╭─ Given records

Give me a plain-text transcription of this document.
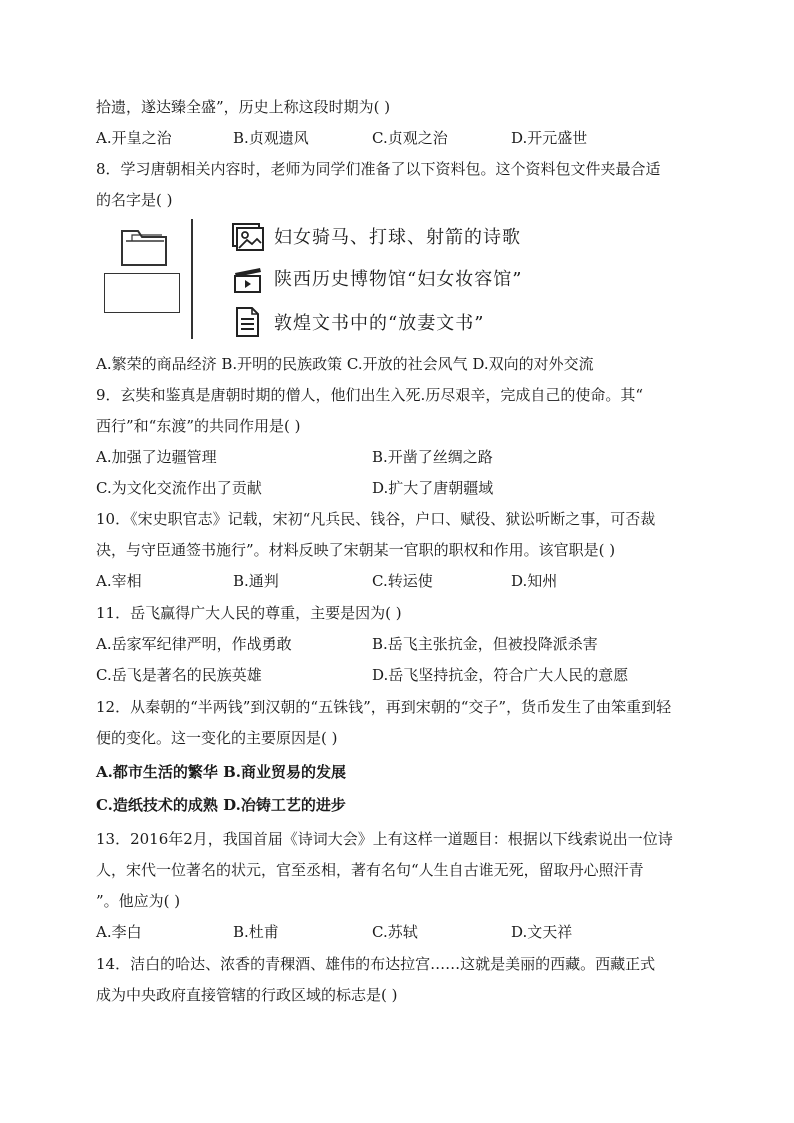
拾遗，遂达臻全盛”，历史上称这段时期为( )
A.开皇之治	B.贞观遗风	C.贞观之治	D.开元盛世
8．学习唐朝相关内容时，老师为同学们准备了以下资料包。这个资料包文件夹最合适
的名字是( )
妇女骑马、打球、射箭的诗歌
陕西历史博物馆“妇女妆容馆”
敦煌文书中的“放妻文书”
A.繁荣的商品经济 B.开明的民族政策 C.开放的社会风气 D.双向的对外交流
9．玄奘和鉴真是唐朝时期的僧人，他们出生入死.历尽艰辛，完成自己的使命。其“
西行”和“东渡”的共同作用是( )
A.加强了边疆管理	B.开凿了丝绸之路
C.为文化交流作出了贡献	D.扩大了唐朝疆域
10．《宋史职官志》记载，宋初“凡兵民、钱谷，户口、赋役、狱讼听断之事，可否裁
决，与守臣通签书施行”。材料反映了宋朝某一官职的职权和作用。该官职是( )
A.宰相	B.通判	C.转运使	D.知州
11．岳飞赢得广大人民的尊重，主要是因为( )
A.岳家军纪律严明，作战勇敢	B.岳飞主张抗金，但被投降派杀害
C.岳飞是著名的民族英雄	D.岳飞坚持抗金，符合广大人民的意愿
12．从秦朝的“半两钱”到汉朝的“五铢钱”，再到宋朝的“交子”，货币发生了由笨重到轻
便的变化。这一变化的主要原因是( )
A.都市生活的繁华 B.商业贸易的发展
C.造纸技术的成熟 D.冶铸工艺的进步
13．2016年2月，我国首届《诗词大会》上有这样一道题目：根据以下线索说出一位诗
人，宋代一位著名的状元，官至丞相，著有名句“人生自古谁无死，留取丹心照汗青
”。他应为( )
A.李白	B.杜甫	C.苏轼	D.文天祥
14．洁白的哈达、浓香的青稞酒、雄伟的布达拉宫……这就是美丽的西藏。西藏正式
成为中央政府直接管辖的行政区域的标志是( )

╰─

◆ Requirement
Above are records with pictures; repeat the records exactly and leave the pictures out.

◆ Expected answer
Give me a plain-text transcription of this document.
拾遗，遂达臻全盛”，历史上称这段时期为( )
A.开皇之治	B.贞观遗风	C.贞观之治	D.开元盛世
8．学习唐朝相关内容时，老师为同学们准备了以下资料包。这个资料包文件夹最合适
的名字是( )
妇女骑马、打球、射箭的诗歌
陕西历史博物馆“妇女妆容馆”
敦煌文书中的“放妻文书”
A.繁荣的商品经济 B.开明的民族政策 C.开放的社会风气 D.双向的对外交流
9．玄奘和鉴真是唐朝时期的僧人，他们出生入死.历尽艰辛，完成自己的使命。其“
西行”和“东渡”的共同作用是( )
A.加强了边疆管理	B.开凿了丝绸之路
C.为文化交流作出了贡献	D.扩大了唐朝疆域
10．《宋史职官志》记载，宋初“凡兵民、钱谷，户口、赋役、狱讼听断之事，可否裁
决，与守臣通签书施行”。材料反映了宋朝某一官职的职权和作用。该官职是( )
A.宰相	B.通判	C.转运使	D.知州
11．岳飞赢得广大人民的尊重，主要是因为( )
A.岳家军纪律严明，作战勇敢	B.岳飞主张抗金，但被投降派杀害
C.岳飞是著名的民族英雄	D.岳飞坚持抗金，符合广大人民的意愿
12．从秦朝的“半两钱”到汉朝的“五铢钱”，再到宋朝的“交子”，货币发生了由笨重到轻
便的变化。这一变化的主要原因是( )
A.都市生活的繁华 B.商业贸易的发展
C.造纸技术的成熟 D.冶铸工艺的进步
13．2016年2月，我国首届《诗词大会》上有这样一道题目：根据以下线索说出一位诗
人，宋代一位著名的状元，官至丞相，著有名句“人生自古谁无死，留取丹心照汗青
”。他应为( )
A.李白	B.杜甫	C.苏轼	D.文天祥
14．洁白的哈达、浓香的青稞酒、雄伟的布达拉宫……这就是美丽的西藏。西藏正式
成为中央政府直接管辖的行政区域的标志是( )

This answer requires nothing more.